**Exercise goal:** Reproduce the listing below in its entirety. Change nothing.
--- Supplied material ---
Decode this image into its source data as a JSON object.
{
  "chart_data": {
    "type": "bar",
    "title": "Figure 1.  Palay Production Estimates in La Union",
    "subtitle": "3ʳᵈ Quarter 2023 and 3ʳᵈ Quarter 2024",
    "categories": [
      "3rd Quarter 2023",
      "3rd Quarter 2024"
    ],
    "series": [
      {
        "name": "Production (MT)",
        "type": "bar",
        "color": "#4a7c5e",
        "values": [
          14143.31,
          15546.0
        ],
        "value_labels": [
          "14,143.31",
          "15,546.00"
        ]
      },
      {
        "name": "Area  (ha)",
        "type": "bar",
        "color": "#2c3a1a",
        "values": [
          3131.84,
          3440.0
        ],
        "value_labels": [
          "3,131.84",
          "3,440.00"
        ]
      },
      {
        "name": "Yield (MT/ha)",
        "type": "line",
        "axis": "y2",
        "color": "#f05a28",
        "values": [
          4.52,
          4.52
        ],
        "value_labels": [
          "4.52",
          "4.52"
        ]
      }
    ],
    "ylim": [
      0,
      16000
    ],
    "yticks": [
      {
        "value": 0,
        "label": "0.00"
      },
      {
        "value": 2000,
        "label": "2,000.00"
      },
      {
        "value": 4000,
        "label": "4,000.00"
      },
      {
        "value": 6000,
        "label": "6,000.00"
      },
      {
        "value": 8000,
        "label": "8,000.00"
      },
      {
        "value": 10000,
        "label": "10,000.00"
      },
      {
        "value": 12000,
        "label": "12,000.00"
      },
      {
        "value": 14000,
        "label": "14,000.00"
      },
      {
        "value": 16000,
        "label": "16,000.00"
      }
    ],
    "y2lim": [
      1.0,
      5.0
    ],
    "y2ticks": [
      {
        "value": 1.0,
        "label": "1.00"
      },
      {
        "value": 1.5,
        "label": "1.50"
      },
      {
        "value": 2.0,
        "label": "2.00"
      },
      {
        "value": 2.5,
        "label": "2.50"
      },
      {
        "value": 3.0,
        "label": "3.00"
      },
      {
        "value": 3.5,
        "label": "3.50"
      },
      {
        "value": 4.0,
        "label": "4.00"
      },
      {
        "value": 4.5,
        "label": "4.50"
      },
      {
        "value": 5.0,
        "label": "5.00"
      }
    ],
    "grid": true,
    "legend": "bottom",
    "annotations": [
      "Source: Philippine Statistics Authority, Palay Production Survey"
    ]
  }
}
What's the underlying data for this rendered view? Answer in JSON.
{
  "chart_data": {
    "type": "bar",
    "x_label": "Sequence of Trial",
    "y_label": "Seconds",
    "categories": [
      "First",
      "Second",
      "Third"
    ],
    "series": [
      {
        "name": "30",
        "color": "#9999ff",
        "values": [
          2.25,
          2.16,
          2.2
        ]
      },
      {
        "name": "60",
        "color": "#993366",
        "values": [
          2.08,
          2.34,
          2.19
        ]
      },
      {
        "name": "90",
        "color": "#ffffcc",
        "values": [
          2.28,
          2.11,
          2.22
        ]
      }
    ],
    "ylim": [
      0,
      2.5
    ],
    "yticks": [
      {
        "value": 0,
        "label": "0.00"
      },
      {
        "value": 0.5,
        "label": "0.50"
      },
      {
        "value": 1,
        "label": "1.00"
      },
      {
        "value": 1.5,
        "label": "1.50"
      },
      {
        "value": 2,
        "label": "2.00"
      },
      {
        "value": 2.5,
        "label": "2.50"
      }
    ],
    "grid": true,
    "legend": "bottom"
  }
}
---
**Complete response:**
Decode this image into its source data as a JSON object.
{
  "chart_data": {
    "type": "bar",
    "title": "Figure 1.  Palay Production Estimates in La Union",
    "subtitle": "3ʳᵈ Quarter 2023 and 3ʳᵈ Quarter 2024",
    "categories": [
      "3rd Quarter 2023",
      "3rd Quarter 2024"
    ],
    "series": [
      {
        "name": "Production (MT)",
        "type": "bar",
        "color": "#4a7c5e",
        "values": [
          14143.31,
          15546.0
        ],
        "value_labels": [
          "14,143.31",
          "15,546.00"
        ]
      },
      {
        "name": "Area  (ha)",
        "type": "bar",
        "color": "#2c3a1a",
        "values": [
          3131.84,
          3440.0
        ],
        "value_labels": [
          "3,131.84",
          "3,440.00"
        ]
      },
      {
        "name": "Yield (MT/ha)",
        "type": "line",
        "axis": "y2",
        "color": "#f05a28",
        "values": [
          4.52,
          4.52
        ],
        "value_labels": [
          "4.52",
          "4.52"
        ]
      }
    ],
    "ylim": [
      0,
      16000
    ],
    "yticks": [
      {
        "value": 0,
        "label": "0.00"
      },
      {
        "value": 2000,
        "label": "2,000.00"
      },
      {
        "value": 4000,
        "label": "4,000.00"
      },
      {
        "value": 6000,
        "label": "6,000.00"
      },
      {
        "value": 8000,
        "label": "8,000.00"
      },
      {
        "value": 10000,
        "label": "10,000.00"
      },
      {
        "value": 12000,
        "label": "12,000.00"
      },
      {
        "value": 14000,
        "label": "14,000.00"
      },
      {
        "value": 16000,
        "label": "16,000.00"
      }
    ],
    "y2lim": [
      1.0,
      5.0
    ],
    "y2ticks": [
      {
        "value": 1.0,
        "label": "1.00"
      },
      {
        "value": 1.5,
        "label": "1.50"
      },
      {
        "value": 2.0,
        "label": "2.00"
      },
      {
        "value": 2.5,
        "label": "2.50"
      },
      {
        "value": 3.0,
        "label": "3.00"
      },
      {
        "value": 3.5,
        "label": "3.50"
      },
      {
        "value": 4.0,
        "label": "4.00"
      },
      {
        "value": 4.5,
        "label": "4.50"
      },
      {
        "value": 5.0,
        "label": "5.00"
      }
    ],
    "grid": true,
    "legend": "bottom",
    "annotations": [
      "Source: Philippine Statistics Authority, Palay Production Survey"
    ]
  }
}
What's the underlying data for this rendered view? Answer in JSON.
{
  "chart_data": {
    "type": "bar",
    "x_label": "Sequence of Trial",
    "y_label": "Seconds",
    "categories": [
      "First",
      "Second",
      "Third"
    ],
    "series": [
      {
        "name": "30",
        "color": "#9999ff",
        "values": [
          2.25,
          2.16,
          2.2
        ]
      },
      {
        "name": "60",
        "color": "#993366",
        "values": [
          2.08,
          2.34,
          2.19
        ]
      },
      {
        "name": "90",
        "color": "#ffffcc",
        "values": [
          2.28,
          2.11,
          2.22
        ]
      }
    ],
    "ylim": [
      0,
      2.5
    ],
    "yticks": [
      {
        "value": 0,
        "label": "0.00"
      },
      {
        "value": 0.5,
        "label": "0.50"
      },
      {
        "value": 1,
        "label": "1.00"
      },
      {
        "value": 1.5,
        "label": "1.50"
      },
      {
        "value": 2,
        "label": "2.00"
      },
      {
        "value": 2.5,
        "label": "2.50"
      }
    ],
    "grid": true,
    "legend": "bottom"
  }
}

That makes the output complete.